◆ Goal of the exercise ◆
Look for "être" in each line of the entries, and return the matching lines.

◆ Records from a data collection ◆
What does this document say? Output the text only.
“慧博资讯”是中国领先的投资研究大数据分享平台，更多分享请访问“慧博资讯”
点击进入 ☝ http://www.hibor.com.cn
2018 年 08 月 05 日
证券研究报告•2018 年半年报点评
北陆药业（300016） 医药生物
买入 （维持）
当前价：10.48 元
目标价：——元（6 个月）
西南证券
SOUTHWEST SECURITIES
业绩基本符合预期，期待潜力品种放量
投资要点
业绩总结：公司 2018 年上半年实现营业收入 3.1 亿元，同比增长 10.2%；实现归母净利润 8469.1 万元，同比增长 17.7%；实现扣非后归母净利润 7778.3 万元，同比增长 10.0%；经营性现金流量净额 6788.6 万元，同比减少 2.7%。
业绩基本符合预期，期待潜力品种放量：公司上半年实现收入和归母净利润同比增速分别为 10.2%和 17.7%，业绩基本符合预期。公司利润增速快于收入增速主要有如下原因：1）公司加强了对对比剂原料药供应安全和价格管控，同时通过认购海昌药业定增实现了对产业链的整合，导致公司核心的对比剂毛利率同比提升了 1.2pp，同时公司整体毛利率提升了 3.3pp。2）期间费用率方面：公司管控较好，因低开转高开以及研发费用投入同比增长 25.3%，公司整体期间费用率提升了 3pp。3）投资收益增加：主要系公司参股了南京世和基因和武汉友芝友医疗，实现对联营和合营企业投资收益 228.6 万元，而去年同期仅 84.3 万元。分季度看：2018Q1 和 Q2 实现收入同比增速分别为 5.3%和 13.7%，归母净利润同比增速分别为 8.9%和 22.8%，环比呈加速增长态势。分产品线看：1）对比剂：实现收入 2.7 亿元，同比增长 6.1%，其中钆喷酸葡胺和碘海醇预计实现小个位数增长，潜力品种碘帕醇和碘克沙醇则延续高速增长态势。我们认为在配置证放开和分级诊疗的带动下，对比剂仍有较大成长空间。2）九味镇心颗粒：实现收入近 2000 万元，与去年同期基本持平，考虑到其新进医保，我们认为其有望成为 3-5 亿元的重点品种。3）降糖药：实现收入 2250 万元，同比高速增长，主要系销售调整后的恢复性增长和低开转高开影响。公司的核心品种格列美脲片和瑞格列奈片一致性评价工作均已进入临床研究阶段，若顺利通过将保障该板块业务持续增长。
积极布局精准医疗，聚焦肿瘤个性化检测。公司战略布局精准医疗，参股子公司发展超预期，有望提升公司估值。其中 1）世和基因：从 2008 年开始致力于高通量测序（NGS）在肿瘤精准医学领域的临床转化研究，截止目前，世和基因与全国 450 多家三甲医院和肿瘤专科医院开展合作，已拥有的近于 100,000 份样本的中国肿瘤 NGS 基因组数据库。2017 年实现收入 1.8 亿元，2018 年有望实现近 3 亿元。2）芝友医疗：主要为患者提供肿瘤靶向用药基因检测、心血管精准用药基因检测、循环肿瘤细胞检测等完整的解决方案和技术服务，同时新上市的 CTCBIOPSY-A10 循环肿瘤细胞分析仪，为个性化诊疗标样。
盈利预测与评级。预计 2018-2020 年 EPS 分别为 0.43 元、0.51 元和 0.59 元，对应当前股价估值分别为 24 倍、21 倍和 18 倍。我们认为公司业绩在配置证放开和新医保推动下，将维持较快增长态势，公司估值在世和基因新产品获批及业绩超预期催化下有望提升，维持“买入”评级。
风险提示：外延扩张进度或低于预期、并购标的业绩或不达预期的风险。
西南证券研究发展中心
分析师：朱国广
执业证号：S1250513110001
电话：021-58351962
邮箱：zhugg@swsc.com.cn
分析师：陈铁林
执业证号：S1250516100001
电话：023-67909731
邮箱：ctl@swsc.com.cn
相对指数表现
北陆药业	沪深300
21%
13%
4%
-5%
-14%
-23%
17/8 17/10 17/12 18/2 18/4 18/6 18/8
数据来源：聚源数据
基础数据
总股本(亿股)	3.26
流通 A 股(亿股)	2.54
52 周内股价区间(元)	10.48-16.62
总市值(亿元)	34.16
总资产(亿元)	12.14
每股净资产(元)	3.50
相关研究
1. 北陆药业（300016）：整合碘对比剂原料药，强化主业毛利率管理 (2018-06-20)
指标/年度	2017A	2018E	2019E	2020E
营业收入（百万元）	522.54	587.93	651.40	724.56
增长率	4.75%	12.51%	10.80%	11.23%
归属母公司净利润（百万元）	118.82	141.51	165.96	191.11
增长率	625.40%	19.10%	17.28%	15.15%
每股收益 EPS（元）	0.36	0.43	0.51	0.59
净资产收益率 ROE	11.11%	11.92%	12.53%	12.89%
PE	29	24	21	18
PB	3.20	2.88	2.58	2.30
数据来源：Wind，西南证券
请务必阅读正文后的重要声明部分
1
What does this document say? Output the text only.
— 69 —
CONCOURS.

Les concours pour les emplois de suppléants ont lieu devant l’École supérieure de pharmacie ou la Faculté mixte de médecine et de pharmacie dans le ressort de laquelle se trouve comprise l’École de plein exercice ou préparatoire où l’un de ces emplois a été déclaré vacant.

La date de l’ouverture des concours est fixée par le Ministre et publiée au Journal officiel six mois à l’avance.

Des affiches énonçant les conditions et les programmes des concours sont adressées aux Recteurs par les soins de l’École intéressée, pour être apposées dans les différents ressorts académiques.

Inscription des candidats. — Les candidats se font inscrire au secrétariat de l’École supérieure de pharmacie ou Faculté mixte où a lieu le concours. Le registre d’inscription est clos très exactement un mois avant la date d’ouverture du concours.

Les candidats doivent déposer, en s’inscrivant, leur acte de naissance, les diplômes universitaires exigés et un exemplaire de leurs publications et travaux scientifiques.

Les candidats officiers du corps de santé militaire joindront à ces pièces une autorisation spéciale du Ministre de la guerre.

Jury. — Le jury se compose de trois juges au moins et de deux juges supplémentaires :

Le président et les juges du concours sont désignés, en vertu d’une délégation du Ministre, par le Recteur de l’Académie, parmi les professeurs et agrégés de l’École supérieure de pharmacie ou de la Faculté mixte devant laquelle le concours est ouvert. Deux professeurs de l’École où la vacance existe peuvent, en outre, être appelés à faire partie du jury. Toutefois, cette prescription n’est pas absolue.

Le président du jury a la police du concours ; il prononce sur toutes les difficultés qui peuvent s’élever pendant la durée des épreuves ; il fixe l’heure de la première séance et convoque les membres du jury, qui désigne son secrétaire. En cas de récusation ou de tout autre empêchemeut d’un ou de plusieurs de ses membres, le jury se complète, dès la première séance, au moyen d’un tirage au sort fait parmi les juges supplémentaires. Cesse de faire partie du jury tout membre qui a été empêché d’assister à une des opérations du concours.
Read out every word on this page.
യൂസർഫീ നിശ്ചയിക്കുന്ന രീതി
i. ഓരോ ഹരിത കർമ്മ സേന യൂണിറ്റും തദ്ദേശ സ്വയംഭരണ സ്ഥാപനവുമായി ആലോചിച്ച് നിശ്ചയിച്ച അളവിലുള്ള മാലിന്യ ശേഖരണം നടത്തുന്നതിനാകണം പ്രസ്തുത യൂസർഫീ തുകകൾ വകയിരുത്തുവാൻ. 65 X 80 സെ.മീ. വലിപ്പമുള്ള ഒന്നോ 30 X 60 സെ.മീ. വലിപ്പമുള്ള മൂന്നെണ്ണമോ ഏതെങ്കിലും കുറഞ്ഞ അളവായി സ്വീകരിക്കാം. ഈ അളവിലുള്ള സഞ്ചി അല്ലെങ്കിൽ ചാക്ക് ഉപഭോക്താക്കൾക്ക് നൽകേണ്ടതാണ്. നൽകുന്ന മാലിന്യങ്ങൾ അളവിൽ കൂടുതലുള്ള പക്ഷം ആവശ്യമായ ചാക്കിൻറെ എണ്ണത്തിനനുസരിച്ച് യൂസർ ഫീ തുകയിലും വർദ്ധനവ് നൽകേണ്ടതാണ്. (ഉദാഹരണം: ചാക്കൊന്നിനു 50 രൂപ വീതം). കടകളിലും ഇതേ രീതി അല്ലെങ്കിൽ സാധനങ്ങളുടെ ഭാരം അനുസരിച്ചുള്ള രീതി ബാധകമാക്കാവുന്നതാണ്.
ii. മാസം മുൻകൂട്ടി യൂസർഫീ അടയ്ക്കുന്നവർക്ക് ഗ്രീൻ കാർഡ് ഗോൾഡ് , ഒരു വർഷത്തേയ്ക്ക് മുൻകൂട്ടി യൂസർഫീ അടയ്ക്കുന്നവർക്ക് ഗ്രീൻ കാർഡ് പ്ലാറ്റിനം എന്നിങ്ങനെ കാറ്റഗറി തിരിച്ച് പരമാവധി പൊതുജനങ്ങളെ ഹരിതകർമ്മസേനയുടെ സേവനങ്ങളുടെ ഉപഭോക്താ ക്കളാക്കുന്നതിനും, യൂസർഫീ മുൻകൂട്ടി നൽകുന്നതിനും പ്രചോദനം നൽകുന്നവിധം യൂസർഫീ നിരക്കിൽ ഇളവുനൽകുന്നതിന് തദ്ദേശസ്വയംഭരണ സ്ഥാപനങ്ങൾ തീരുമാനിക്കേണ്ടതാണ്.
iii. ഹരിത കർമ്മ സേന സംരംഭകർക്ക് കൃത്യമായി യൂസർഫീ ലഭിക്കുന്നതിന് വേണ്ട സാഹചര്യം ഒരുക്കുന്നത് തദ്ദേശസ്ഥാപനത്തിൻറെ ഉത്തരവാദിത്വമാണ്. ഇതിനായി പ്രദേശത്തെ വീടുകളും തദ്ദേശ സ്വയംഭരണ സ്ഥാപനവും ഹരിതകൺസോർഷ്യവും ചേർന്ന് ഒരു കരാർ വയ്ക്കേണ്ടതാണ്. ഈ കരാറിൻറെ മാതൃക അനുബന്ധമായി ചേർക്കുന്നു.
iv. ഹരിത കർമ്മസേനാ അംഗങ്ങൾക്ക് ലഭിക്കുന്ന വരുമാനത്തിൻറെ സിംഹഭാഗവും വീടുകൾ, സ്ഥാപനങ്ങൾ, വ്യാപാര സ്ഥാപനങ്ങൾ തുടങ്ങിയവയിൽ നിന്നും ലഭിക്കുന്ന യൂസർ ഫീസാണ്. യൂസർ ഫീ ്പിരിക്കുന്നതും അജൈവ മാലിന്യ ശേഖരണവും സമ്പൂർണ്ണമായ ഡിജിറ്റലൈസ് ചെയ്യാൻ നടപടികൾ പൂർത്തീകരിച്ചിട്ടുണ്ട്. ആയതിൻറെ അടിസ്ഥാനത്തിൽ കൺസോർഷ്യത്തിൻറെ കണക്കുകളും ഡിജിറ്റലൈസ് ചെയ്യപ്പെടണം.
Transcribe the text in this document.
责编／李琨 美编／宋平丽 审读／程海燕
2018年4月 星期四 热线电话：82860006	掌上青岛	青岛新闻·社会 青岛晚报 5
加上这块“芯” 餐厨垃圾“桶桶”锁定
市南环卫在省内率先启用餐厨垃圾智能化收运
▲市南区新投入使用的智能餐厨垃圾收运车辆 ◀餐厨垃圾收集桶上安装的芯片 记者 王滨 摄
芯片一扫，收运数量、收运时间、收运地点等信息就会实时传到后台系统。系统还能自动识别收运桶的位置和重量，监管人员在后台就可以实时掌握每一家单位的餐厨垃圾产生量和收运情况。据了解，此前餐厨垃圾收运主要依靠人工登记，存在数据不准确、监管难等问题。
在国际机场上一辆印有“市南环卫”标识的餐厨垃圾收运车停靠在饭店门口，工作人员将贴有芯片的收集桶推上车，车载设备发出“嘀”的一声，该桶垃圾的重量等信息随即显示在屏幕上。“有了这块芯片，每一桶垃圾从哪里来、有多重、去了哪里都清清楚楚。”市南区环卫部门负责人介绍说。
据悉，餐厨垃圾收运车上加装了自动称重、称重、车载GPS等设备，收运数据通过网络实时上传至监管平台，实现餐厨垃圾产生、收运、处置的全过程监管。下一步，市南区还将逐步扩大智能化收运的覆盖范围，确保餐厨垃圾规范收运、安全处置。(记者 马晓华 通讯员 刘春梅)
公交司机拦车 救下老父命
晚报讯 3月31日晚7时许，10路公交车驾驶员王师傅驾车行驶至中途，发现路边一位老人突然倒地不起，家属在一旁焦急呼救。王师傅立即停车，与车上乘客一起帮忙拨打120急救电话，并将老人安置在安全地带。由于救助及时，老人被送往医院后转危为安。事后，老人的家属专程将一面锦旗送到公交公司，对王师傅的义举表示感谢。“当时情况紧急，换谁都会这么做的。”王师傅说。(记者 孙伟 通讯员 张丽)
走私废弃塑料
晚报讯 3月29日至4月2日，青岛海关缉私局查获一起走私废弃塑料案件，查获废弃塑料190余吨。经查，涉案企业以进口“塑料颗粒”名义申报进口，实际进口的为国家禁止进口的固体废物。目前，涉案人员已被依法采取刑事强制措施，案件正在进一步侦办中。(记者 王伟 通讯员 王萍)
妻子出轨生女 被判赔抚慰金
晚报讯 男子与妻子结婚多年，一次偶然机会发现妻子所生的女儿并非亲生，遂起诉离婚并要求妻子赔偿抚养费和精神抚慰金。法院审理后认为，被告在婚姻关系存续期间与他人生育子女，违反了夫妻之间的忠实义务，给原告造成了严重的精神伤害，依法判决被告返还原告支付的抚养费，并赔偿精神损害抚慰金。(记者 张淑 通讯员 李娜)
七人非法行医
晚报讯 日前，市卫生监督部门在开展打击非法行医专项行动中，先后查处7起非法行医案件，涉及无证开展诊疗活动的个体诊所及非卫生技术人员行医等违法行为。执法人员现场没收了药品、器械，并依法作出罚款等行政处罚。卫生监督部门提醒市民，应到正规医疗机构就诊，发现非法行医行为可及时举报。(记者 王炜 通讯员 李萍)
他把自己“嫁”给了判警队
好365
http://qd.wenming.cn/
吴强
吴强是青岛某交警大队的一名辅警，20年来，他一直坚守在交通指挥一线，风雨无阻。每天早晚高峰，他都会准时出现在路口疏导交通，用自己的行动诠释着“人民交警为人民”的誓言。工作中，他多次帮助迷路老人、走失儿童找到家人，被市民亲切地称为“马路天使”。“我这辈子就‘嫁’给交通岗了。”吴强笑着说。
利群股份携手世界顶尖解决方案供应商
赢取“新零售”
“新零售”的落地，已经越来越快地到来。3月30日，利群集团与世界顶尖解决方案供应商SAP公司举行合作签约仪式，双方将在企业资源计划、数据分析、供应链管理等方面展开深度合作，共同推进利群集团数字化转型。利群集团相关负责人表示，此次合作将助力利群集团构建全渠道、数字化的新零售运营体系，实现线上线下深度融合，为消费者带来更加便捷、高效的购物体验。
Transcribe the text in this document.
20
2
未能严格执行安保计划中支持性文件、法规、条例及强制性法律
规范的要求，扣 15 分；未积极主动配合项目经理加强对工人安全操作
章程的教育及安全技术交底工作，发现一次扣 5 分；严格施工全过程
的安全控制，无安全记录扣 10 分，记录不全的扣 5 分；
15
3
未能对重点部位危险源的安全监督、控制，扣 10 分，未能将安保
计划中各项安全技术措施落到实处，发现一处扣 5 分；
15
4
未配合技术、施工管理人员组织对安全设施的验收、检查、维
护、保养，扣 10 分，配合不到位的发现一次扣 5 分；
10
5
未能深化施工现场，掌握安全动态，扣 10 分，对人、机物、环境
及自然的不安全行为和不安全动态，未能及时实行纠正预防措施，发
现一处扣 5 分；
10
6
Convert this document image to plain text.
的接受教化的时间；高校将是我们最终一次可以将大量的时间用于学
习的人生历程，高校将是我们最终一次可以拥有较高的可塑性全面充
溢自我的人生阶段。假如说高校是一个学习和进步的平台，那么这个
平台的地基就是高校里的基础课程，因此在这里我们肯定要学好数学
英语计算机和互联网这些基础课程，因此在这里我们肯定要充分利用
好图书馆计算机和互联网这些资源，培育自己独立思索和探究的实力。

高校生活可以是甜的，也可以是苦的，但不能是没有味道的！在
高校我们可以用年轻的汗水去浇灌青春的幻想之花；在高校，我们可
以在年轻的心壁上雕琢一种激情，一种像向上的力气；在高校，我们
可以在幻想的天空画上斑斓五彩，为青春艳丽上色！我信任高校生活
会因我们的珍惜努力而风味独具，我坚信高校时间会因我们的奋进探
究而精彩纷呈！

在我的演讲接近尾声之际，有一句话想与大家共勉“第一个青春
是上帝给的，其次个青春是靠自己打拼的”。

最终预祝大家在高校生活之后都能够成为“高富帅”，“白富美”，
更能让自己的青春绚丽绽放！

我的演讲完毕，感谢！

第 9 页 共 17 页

◆ Worked solution ◆
Des affiches énonçant les conditions et les programmes des concours sont adressées aux Recteurs par les soins de l’École intéressée, pour être apposées dans les différents ressorts académiques.
Le président et les juges du concours sont désignés, en vertu d’une délégation du Ministre, par le Recteur de l’Académie, parmi les professeurs et agrégés de l’École supérieure de pharmacie ou de la Faculté mixte devant laquelle le concours est ouvert. Deux professeurs de l’École où la vacance existe peuvent, en outre, être appelés à faire partie du jury. Toutefois, cette prescription n’est pas absolue.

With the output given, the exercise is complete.